Exercise inputs –
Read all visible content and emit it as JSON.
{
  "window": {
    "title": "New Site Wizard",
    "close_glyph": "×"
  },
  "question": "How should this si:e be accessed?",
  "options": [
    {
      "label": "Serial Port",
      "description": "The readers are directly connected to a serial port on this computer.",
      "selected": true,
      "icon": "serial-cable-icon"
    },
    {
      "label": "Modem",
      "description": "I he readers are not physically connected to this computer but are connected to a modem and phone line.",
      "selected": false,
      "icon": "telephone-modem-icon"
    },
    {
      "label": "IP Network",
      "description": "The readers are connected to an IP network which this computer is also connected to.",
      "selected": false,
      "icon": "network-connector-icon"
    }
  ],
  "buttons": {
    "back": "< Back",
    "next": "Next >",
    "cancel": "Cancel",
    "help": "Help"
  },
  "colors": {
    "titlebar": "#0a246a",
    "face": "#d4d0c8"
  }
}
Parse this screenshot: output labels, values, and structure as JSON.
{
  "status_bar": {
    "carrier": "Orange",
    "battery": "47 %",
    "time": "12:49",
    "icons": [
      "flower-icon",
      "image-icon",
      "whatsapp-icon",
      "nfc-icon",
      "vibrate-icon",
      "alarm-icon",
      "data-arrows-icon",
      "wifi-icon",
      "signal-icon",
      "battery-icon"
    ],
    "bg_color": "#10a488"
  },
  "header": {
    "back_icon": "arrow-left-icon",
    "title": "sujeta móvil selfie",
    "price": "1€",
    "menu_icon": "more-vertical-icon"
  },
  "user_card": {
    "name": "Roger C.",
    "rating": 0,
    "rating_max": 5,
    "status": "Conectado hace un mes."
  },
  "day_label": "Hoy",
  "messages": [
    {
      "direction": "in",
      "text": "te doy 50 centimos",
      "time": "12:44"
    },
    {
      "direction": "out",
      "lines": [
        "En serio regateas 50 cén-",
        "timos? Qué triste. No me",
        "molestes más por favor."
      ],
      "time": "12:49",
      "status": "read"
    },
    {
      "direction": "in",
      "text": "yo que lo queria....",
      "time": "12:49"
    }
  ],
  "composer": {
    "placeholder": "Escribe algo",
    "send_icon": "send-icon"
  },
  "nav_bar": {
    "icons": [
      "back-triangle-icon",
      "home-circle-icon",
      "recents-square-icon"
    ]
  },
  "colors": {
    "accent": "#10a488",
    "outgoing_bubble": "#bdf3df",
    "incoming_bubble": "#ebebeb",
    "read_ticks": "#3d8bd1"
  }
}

Instructions to follow – Output the whole listing above again, word for word.

Correct response –
Read all visible content and emit it as JSON.
{
  "window": {
    "title": "New Site Wizard",
    "close_glyph": "×"
  },
  "question": "How should this si:e be accessed?",
  "options": [
    {
      "label": "Serial Port",
      "description": "The readers are directly connected to a serial port on this computer.",
      "selected": true,
      "icon": "serial-cable-icon"
    },
    {
      "label": "Modem",
      "description": "I he readers are not physically connected to this computer but are connected to a modem and phone line.",
      "selected": false,
      "icon": "telephone-modem-icon"
    },
    {
      "label": "IP Network",
      "description": "The readers are connected to an IP network which this computer is also connected to.",
      "selected": false,
      "icon": "network-connector-icon"
    }
  ],
  "buttons": {
    "back": "< Back",
    "next": "Next >",
    "cancel": "Cancel",
    "help": "Help"
  },
  "colors": {
    "titlebar": "#0a246a",
    "face": "#d4d0c8"
  }
}
Parse this screenshot: output labels, values, and structure as JSON.
{
  "status_bar": {
    "carrier": "Orange",
    "battery": "47 %",
    "time": "12:49",
    "icons": [
      "flower-icon",
      "image-icon",
      "whatsapp-icon",
      "nfc-icon",
      "vibrate-icon",
      "alarm-icon",
      "data-arrows-icon",
      "wifi-icon",
      "signal-icon",
      "battery-icon"
    ],
    "bg_color": "#10a488"
  },
  "header": {
    "back_icon": "arrow-left-icon",
    "title": "sujeta móvil selfie",
    "price": "1€",
    "menu_icon": "more-vertical-icon"
  },
  "user_card": {
    "name": "Roger C.",
    "rating": 0,
    "rating_max": 5,
    "status": "Conectado hace un mes."
  },
  "day_label": "Hoy",
  "messages": [
    {
      "direction": "in",
      "text": "te doy 50 centimos",
      "time": "12:44"
    },
    {
      "direction": "out",
      "lines": [
        "En serio regateas 50 cén-",
        "timos? Qué triste. No me",
        "molestes más por favor."
      ],
      "time": "12:49",
      "status": "read"
    },
    {
      "direction": "in",
      "text": "yo que lo queria....",
      "time": "12:49"
    }
  ],
  "composer": {
    "placeholder": "Escribe algo",
    "send_icon": "send-icon"
  },
  "nav_bar": {
    "icons": [
      "back-triangle-icon",
      "home-circle-icon",
      "recents-square-icon"
    ]
  },
  "colors": {
    "accent": "#10a488",
    "outgoing_bubble": "#bdf3df",
    "incoming_bubble": "#ebebeb",
    "read_ticks": "#3d8bd1"
  }
}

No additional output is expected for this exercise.